In Africa, the word magic might simply be understood as denoting management of forces, which, as an activity, is not weighted morally and is accordingly a neutral activity from the start of a magical practice, but by the will of the magician, is thought to become and to have an outcome which represents either good or bad (evil). Ancient African culture was in the habit customarily of always discerning difference between magic, and a group of other things, which are not magic, these things were medicine, divination, witchcraft and sorcery. Opinion differs on how religion and magic are related to each other with respect development or to which developed from which, some think they developed together from a shared origin, some think religion developed from magic, and some, magic from religion.

Anthropological and sociological theories of magic generally serve to sharply demarcate certain practices from other, otherwise similar practices in a given society. According to Bailey: "In many cultures and across various historical periods, categories of magic often define and maintain the limits of socially and culturally acceptable actions in respect to numinous or occult entities or forces. Even more, basically, they serve to delineate arenas of appropriate belief." In this, he noted that "drawing these distinctions is an exercise in power". This tendency has had repercussions for the study of magic, with academics self-censoring their research because of the effects on their careers.

Randall Styers noted that attempting to define magic represents "an act of demarcation" by which it is juxtaposed against "other social practices and modes of knowledge" such as religion and science. The historian Karen Louise Jolly described magic as "a category of exclusion, used to define an unacceptable way of thinking as either the opposite of religion or of science".

* _Raw data_:
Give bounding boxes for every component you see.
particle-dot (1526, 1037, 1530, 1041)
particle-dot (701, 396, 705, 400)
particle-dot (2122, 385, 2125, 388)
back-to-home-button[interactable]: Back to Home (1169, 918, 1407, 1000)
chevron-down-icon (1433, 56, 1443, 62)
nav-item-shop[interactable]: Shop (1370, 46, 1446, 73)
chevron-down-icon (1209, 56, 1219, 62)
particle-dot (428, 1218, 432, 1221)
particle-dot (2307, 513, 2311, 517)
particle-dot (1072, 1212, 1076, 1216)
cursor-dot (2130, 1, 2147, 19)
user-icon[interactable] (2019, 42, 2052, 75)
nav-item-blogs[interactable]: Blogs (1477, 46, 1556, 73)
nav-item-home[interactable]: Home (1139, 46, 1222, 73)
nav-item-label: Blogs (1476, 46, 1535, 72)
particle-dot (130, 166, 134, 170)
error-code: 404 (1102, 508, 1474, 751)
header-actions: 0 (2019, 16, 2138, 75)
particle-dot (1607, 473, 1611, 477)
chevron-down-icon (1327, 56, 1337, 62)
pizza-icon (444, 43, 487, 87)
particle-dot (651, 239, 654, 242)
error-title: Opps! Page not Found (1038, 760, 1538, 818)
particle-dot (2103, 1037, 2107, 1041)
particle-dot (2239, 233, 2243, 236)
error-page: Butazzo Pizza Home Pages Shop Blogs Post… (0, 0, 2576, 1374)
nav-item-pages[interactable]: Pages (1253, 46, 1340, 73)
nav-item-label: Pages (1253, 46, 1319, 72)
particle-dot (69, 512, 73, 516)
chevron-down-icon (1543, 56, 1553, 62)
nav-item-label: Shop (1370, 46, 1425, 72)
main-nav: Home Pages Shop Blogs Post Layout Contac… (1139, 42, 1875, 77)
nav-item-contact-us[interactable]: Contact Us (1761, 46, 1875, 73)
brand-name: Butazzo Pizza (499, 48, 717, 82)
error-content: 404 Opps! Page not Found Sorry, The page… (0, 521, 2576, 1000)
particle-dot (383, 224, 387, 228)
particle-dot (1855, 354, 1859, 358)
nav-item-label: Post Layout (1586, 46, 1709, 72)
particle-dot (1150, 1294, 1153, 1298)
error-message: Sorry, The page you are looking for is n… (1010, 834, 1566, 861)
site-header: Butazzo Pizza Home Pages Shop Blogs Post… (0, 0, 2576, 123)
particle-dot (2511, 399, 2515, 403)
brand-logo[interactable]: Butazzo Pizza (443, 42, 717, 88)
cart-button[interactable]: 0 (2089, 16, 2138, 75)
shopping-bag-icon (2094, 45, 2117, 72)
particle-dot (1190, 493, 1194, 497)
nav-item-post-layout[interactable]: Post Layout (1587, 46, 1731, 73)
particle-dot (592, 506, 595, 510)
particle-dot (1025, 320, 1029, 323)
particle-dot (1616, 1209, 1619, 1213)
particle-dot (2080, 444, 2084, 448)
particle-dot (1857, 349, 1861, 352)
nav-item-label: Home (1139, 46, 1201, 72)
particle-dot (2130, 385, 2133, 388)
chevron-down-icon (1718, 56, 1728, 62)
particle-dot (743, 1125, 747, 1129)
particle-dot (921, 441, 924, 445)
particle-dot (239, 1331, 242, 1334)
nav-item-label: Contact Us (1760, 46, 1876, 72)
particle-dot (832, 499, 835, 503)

* _Work request 1_: In the passage on magic, what did Bailey say drawing these distinctions is?
* _Work request 2_: List the things the passage on magic says ancient African culture held apart from magic.
* _Work request 3_: Print the passage on magic from "In Africa, the" to "magic from religion.".

* _Task result 1_: An exercise in power.

* _Task result 2_: Medicine, divination, witchcraft and sorcery.

* _Task result 3_:
In Africa, the word magic might simply be understood as denoting management of forces, which, as an activity, is not weighted morally and is accordingly a neutral activity from the start of a magical practice, but by the will of the magician, is thought to become and to have an outcome which represents either good or bad (evil). Ancient African culture was in the habit customarily of always discerning difference between magic, and a group of other things, which are not magic, these things were medicine, divination, witchcraft and sorcery. Opinion differs on how religion and magic are related to each other with respect development or to which developed from which, some think they developed together from a shared origin, some think religion developed from magic, and some, magic from religion.